"""

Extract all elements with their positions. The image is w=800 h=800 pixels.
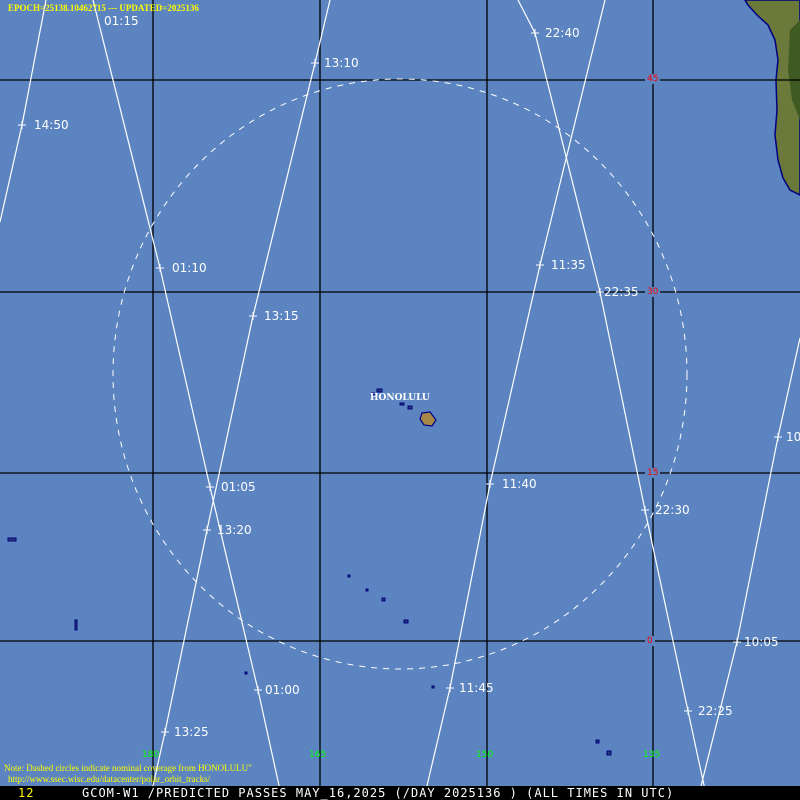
track-1450 bbox=[0, 0, 47, 223]
footer-title: GCOM-W1 /PREDICTED PASSES MAY_16,2025 (/… bbox=[82, 786, 675, 800]
track-22 bbox=[517, 0, 706, 791]
time-label: 13:20 bbox=[217, 523, 252, 537]
island-big-island bbox=[419, 411, 437, 427]
track-01 bbox=[92, 0, 281, 791]
time-label: 14:50 bbox=[34, 118, 69, 132]
time-label: 11:45 bbox=[459, 681, 494, 695]
time-label: 10:05 bbox=[744, 635, 779, 649]
time-ticks bbox=[18, 29, 782, 736]
footer-bar: 12 GCOM-W1 /PREDICTED PASSES MAY_16,2025… bbox=[0, 786, 800, 800]
longitude-label: 135 bbox=[643, 750, 661, 760]
time-label: 13:15 bbox=[264, 309, 299, 323]
time-label: 01:00 bbox=[265, 683, 300, 697]
land-highland bbox=[788, 20, 800, 120]
time-label: 01:05 bbox=[221, 480, 256, 494]
epoch-text: EPOCH=25138.10462715 --- UPDATED=2025136 bbox=[8, 3, 199, 13]
longitude-label: 165 bbox=[309, 750, 327, 760]
time-label: 22:40 bbox=[545, 26, 580, 40]
coverage-circle bbox=[112, 78, 688, 670]
source-url[interactable]: http://www.ssec.wisc.edu/datacenter/pola… bbox=[8, 774, 211, 784]
latitude-label: 0 bbox=[645, 636, 655, 646]
time-label: 11:35 bbox=[551, 258, 586, 272]
time-label: 11:40 bbox=[502, 477, 537, 491]
time-label: 01:15 bbox=[104, 14, 139, 28]
track-13 bbox=[151, 0, 331, 791]
station-label: HONOLULU bbox=[370, 393, 430, 403]
time-label: 10 bbox=[786, 430, 800, 444]
time-label: 13:10 bbox=[324, 56, 359, 70]
footer-number: 12 bbox=[18, 786, 35, 800]
latitude-label: 30 bbox=[645, 287, 661, 297]
latitude-label: 15 bbox=[645, 468, 661, 478]
time-label: 01:10 bbox=[172, 261, 207, 275]
track-10 bbox=[699, 337, 800, 791]
longitude-label: 180 bbox=[142, 750, 160, 760]
latitude-label: 45 bbox=[645, 74, 661, 84]
longitude-label: 150 bbox=[476, 750, 494, 760]
time-label: 22:30 bbox=[655, 503, 690, 517]
time-label: 22:25 bbox=[698, 704, 733, 718]
time-label: 22:35 bbox=[604, 285, 639, 299]
track-11 bbox=[425, 0, 606, 791]
small-islands bbox=[7, 388, 612, 756]
land-west-coast bbox=[744, 0, 800, 196]
time-label: 13:25 bbox=[174, 725, 209, 739]
coverage-note: Note: Dashed circles indicate nominal co… bbox=[4, 763, 252, 773]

"""

Rewrite the material above, changing every "time-label" to "pass-time" and keeping everything else the same. Leave out the pictures.

#### Result for this task
Extract all elements with their positions. The image is w=800 h=800 pixels.
track-1450 bbox=[0, 0, 47, 223]
footer-title: GCOM-W1 /PREDICTED PASSES MAY_16,2025 (/… bbox=[82, 786, 675, 800]
track-22 bbox=[517, 0, 706, 791]
pass-time: 13:20 bbox=[217, 523, 252, 537]
island-big-island bbox=[419, 411, 437, 427]
track-01 bbox=[92, 0, 281, 791]
pass-time: 14:50 bbox=[34, 118, 69, 132]
pass-time: 11:45 bbox=[459, 681, 494, 695]
pass-time: 10:05 bbox=[744, 635, 779, 649]
time-ticks bbox=[18, 29, 782, 736]
footer-bar: 12 GCOM-W1 /PREDICTED PASSES MAY_16,2025… bbox=[0, 786, 800, 800]
longitude-label: 135 bbox=[643, 750, 661, 760]
pass-time: 13:15 bbox=[264, 309, 299, 323]
pass-time: 01:00 bbox=[265, 683, 300, 697]
land-highland bbox=[788, 20, 800, 120]
pass-time: 01:05 bbox=[221, 480, 256, 494]
epoch-text: EPOCH=25138.10462715 --- UPDATED=2025136 bbox=[8, 3, 199, 13]
longitude-label: 165 bbox=[309, 750, 327, 760]
pass-time: 22:40 bbox=[545, 26, 580, 40]
coverage-circle bbox=[112, 78, 688, 670]
source-url[interactable]: http://www.ssec.wisc.edu/datacenter/pola… bbox=[8, 774, 211, 784]
latitude-label: 0 bbox=[645, 636, 655, 646]
pass-time: 11:35 bbox=[551, 258, 586, 272]
pass-time: 11:40 bbox=[502, 477, 537, 491]
pass-time: 01:15 bbox=[104, 14, 139, 28]
track-13 bbox=[151, 0, 331, 791]
station-label: HONOLULU bbox=[370, 393, 430, 403]
pass-time: 10 bbox=[786, 430, 800, 444]
pass-time: 13:10 bbox=[324, 56, 359, 70]
footer-number: 12 bbox=[18, 786, 35, 800]
latitude-label: 30 bbox=[645, 287, 661, 297]
latitude-label: 15 bbox=[645, 468, 661, 478]
pass-time: 01:10 bbox=[172, 261, 207, 275]
track-10 bbox=[699, 337, 800, 791]
longitude-label: 180 bbox=[142, 750, 160, 760]
latitude-label: 45 bbox=[645, 74, 661, 84]
longitude-label: 150 bbox=[476, 750, 494, 760]
pass-time: 22:30 bbox=[655, 503, 690, 517]
pass-time: 22:25 bbox=[698, 704, 733, 718]
pass-time: 22:35 bbox=[604, 285, 639, 299]
track-11 bbox=[425, 0, 606, 791]
small-islands bbox=[7, 388, 612, 756]
land-west-coast bbox=[744, 0, 800, 196]
pass-time: 13:25 bbox=[174, 725, 209, 739]
coverage-note: Note: Dashed circles indicate nominal co… bbox=[4, 763, 252, 773]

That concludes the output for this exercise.